**Stated task**
From the material below, list every line containing "this".

** start of Material to process **

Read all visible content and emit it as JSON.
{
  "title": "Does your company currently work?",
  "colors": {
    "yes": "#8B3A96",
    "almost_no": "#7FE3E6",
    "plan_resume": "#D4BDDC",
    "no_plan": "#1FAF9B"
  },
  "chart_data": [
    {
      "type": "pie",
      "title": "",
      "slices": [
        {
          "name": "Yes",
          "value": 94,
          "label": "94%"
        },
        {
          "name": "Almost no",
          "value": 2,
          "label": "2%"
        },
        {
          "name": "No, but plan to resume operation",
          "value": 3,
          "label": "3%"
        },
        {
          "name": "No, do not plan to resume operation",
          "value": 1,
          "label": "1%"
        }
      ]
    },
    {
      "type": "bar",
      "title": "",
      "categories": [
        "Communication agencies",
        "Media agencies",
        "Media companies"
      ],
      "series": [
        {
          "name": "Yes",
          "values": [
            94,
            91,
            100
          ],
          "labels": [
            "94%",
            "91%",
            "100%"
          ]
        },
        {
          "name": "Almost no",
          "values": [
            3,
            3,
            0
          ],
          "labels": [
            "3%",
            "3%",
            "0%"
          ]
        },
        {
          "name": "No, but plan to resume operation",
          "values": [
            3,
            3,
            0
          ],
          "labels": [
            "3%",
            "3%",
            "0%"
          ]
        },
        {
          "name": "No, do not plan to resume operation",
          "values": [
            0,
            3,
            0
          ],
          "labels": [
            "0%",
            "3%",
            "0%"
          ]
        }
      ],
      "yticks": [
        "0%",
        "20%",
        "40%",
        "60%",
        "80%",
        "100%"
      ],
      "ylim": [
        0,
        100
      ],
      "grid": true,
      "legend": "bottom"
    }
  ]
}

** end of Material to process **
** start of Material to process **

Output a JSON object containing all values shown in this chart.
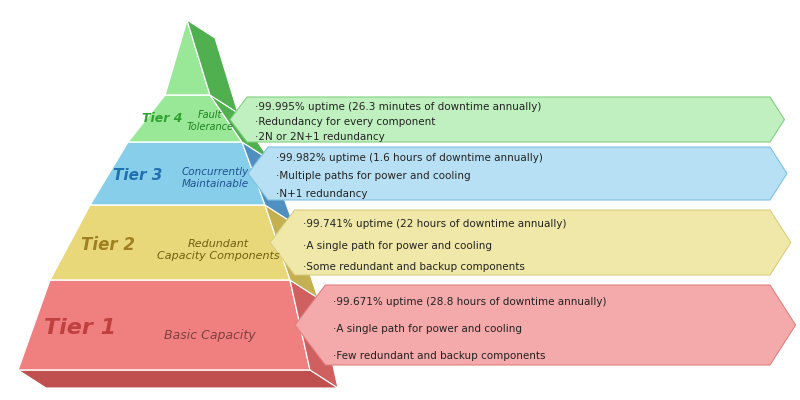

** end of Material to process **
** start of Material to process **

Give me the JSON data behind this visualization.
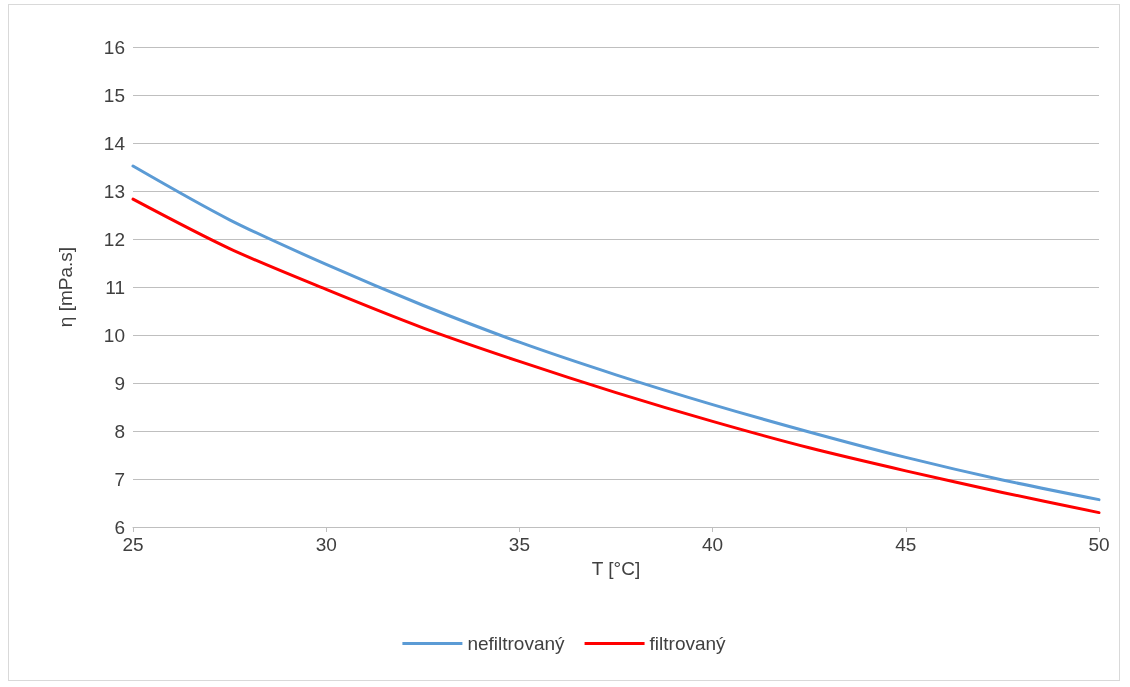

** end of Material to process **

**Problem solution**
Output a JSON object containing all values shown in this chart.
Give me the JSON data behind this visualization.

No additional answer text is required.